THE REQUEST: Work out the number of lines in the listing that include the string "matriz". Reply with that number alone.
▬▬▬▬▬▬
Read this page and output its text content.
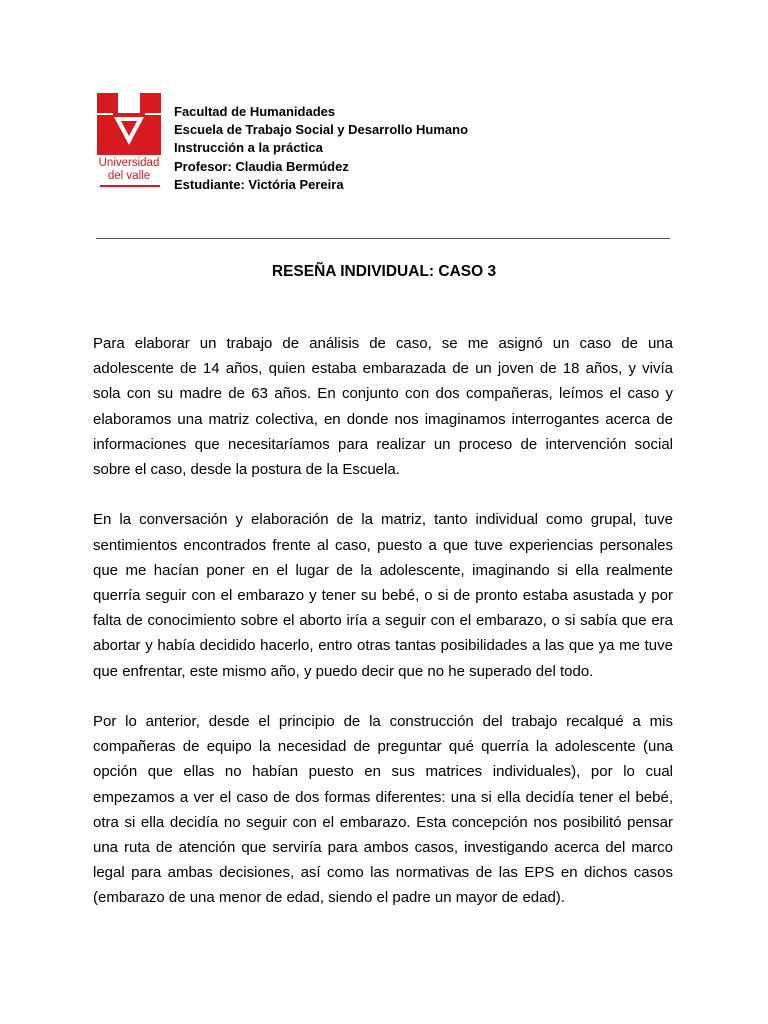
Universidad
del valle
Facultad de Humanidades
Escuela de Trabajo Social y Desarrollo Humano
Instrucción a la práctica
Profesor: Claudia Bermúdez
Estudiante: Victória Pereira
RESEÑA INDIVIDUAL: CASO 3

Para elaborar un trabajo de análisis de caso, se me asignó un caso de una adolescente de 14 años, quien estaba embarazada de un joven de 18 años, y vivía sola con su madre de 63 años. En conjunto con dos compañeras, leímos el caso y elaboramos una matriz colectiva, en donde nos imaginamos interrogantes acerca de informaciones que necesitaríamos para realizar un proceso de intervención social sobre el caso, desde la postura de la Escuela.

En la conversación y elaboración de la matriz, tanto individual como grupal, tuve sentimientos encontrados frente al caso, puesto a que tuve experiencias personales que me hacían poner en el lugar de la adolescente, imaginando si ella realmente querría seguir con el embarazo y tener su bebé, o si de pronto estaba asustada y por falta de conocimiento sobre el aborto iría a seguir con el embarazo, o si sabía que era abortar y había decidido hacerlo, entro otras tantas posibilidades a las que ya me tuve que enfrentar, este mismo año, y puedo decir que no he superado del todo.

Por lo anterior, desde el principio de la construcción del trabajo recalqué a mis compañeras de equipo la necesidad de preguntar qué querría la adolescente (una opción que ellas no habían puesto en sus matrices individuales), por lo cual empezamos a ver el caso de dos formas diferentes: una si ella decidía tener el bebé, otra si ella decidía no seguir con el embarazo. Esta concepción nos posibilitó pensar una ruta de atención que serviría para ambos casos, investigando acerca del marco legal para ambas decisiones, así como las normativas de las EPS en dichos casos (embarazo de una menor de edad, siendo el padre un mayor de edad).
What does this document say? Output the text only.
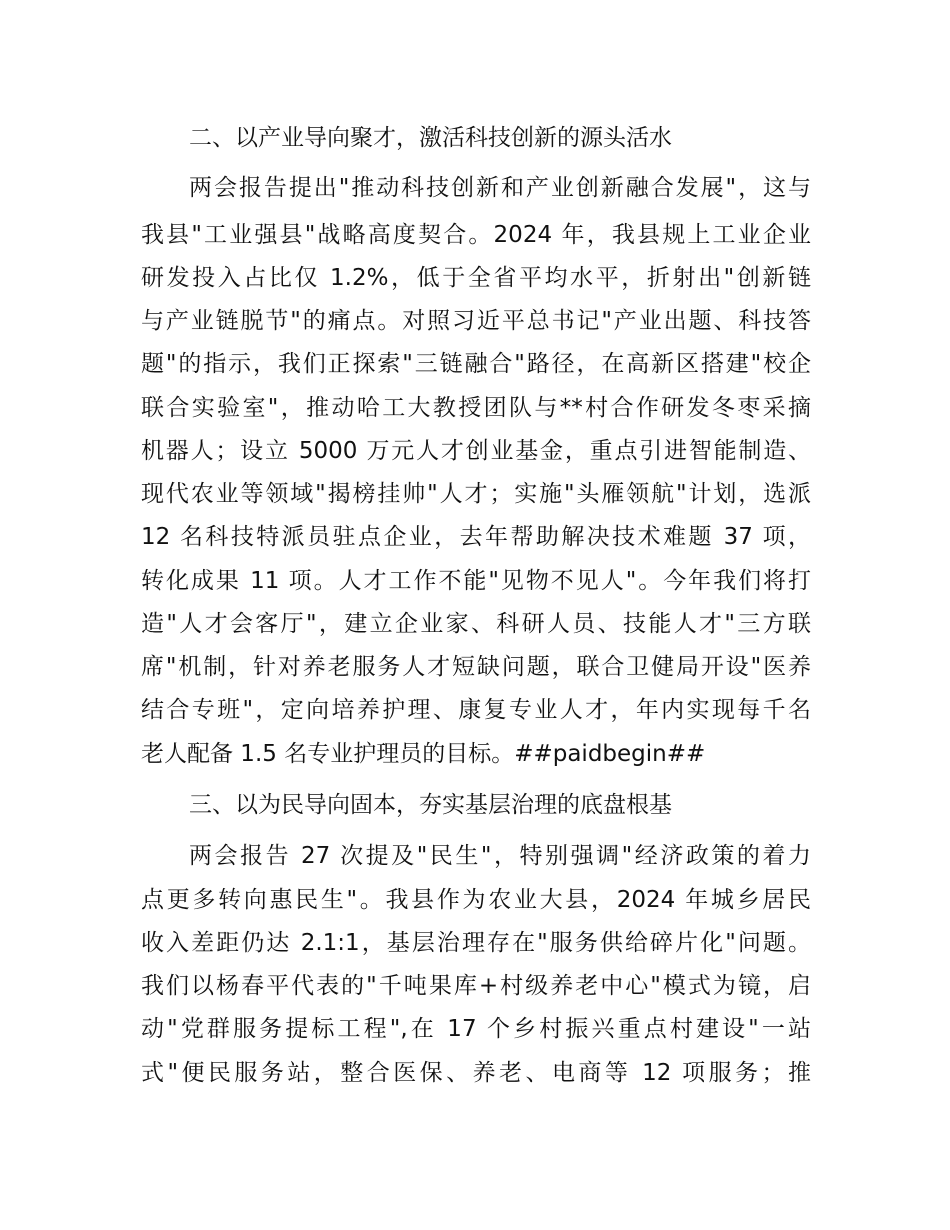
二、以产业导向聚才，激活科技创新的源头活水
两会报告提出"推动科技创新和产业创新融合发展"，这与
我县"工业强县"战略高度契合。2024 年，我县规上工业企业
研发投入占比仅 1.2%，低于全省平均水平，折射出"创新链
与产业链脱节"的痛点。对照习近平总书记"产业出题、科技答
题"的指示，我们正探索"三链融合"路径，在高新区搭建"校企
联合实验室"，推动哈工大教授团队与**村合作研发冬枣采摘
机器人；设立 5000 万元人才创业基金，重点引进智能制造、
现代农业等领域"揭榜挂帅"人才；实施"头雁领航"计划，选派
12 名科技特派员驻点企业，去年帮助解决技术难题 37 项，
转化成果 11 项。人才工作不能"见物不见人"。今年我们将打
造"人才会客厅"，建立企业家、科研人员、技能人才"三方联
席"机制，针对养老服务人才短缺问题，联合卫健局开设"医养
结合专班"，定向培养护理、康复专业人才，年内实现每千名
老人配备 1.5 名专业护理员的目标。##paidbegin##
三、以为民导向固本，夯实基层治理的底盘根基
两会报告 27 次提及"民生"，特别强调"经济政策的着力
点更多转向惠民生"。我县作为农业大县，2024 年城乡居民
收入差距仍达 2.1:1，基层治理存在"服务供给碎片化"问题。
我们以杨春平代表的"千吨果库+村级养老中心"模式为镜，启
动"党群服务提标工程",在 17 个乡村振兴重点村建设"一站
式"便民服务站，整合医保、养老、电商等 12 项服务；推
▬▬▬▬▬▬
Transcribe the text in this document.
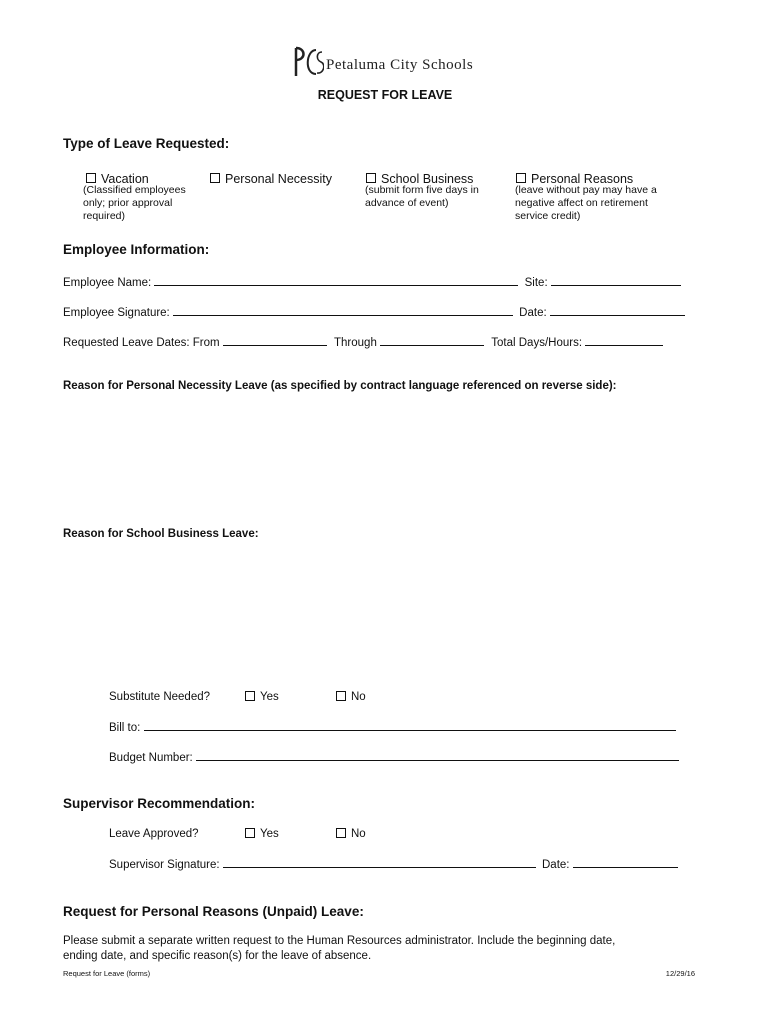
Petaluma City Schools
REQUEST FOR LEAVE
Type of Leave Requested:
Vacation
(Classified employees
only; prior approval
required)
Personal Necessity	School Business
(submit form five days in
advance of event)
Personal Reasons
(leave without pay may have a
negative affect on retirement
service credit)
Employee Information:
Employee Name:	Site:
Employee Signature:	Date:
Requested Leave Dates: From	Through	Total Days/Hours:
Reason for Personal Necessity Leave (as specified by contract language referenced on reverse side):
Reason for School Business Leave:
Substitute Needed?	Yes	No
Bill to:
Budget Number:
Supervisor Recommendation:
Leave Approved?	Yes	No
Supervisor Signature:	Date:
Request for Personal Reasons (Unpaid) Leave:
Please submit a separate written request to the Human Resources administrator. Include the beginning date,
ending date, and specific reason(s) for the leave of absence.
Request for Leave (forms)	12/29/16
▬▬▬▬▬▬
TASK RESPONSE: 2